* **Task brief**
Reproduce all the entries exactly and keep the pictures out.

* **Data for the task**
□ □ □ □ □ □ □

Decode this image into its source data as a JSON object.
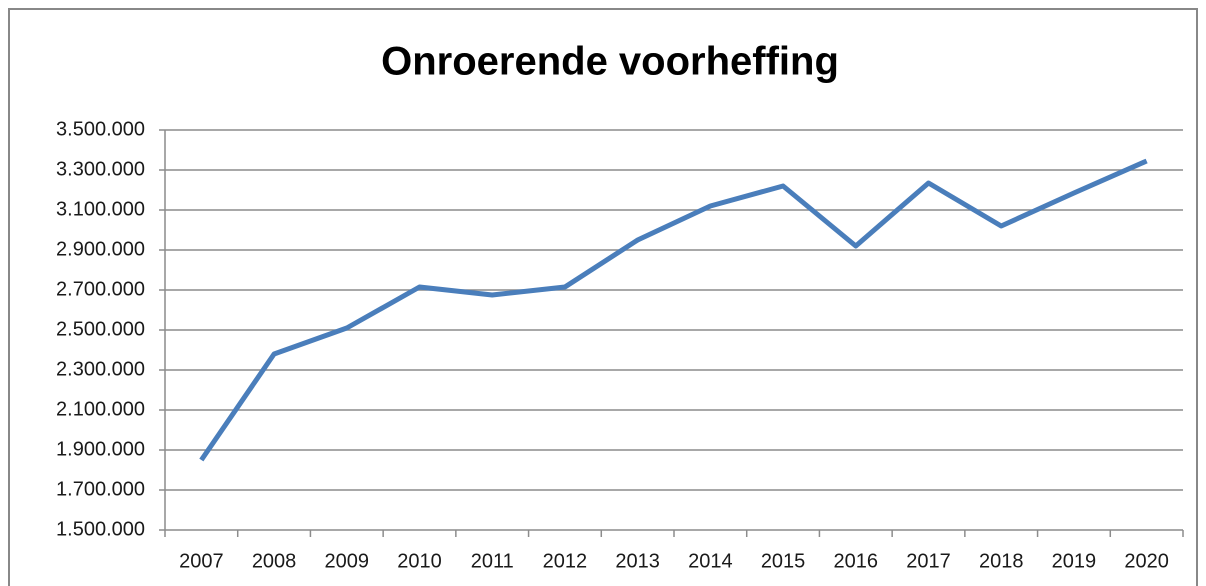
{
  "chart_data": {
    "type": "line",
    "title": "Onroerende voorheffing",
    "categories": [
      "2007",
      "2008",
      "2009",
      "2010",
      "2011",
      "2012",
      "2013",
      "2014",
      "2015",
      "2016",
      "2017",
      "2018",
      "2019",
      "2020"
    ],
    "values": [
      1850000,
      2380000,
      2510000,
      2715000,
      2675000,
      2715000,
      2950000,
      3120000,
      3220000,
      2920000,
      3235000,
      3020000,
      3185000,
      3345000
    ],
    "color": "#4a7ebb",
    "ylim": [
      1500000,
      3500000
    ],
    "yticks": [
      {
        "value": 1500000,
        "label": "1.500.000"
      },
      {
        "value": 1700000,
        "label": "1.700.000"
      },
      {
        "value": 1900000,
        "label": "1.900.000"
      },
      {
        "value": 2100000,
        "label": "2.100.000"
      },
      {
        "value": 2300000,
        "label": "2.300.000"
      },
      {
        "value": 2500000,
        "label": "2.500.000"
      },
      {
        "value": 2700000,
        "label": "2.700.000"
      },
      {
        "value": 2900000,
        "label": "2.900.000"
      },
      {
        "value": 3100000,
        "label": "3.100.000"
      },
      {
        "value": 3300000,
        "label": "3.300.000"
      },
      {
        "value": 3500000,
        "label": "3.500.000"
      }
    ],
    "grid": true
  }
}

□ □ □ □ □ □ □

* **Finished task**
Decode this image into its source data as a JSON object.
{
  "chart_data": {
    "type": "line",
    "title": "Onroerende voorheffing",
    "categories": [
      "2007",
      "2008",
      "2009",
      "2010",
      "2011",
      "2012",
      "2013",
      "2014",
      "2015",
      "2016",
      "2017",
      "2018",
      "2019",
      "2020"
    ],
    "values": [
      1850000,
      2380000,
      2510000,
      2715000,
      2675000,
      2715000,
      2950000,
      3120000,
      3220000,
      2920000,
      3235000,
      3020000,
      3185000,
      3345000
    ],
    "color": "#4a7ebb",
    "ylim": [
      1500000,
      3500000
    ],
    "yticks": [
      {
        "value": 1500000,
        "label": "1.500.000"
      },
      {
        "value": 1700000,
        "label": "1.700.000"
      },
      {
        "value": 1900000,
        "label": "1.900.000"
      },
      {
        "value": 2100000,
        "label": "2.100.000"
      },
      {
        "value": 2300000,
        "label": "2.300.000"
      },
      {
        "value": 2500000,
        "label": "2.500.000"
      },
      {
        "value": 2700000,
        "label": "2.700.000"
      },
      {
        "value": 2900000,
        "label": "2.900.000"
      },
      {
        "value": 3100000,
        "label": "3.100.000"
      },
      {
        "value": 3300000,
        "label": "3.300.000"
      },
      {
        "value": 3500000,
        "label": "3.500.000"
      }
    ],
    "grid": true
  }
}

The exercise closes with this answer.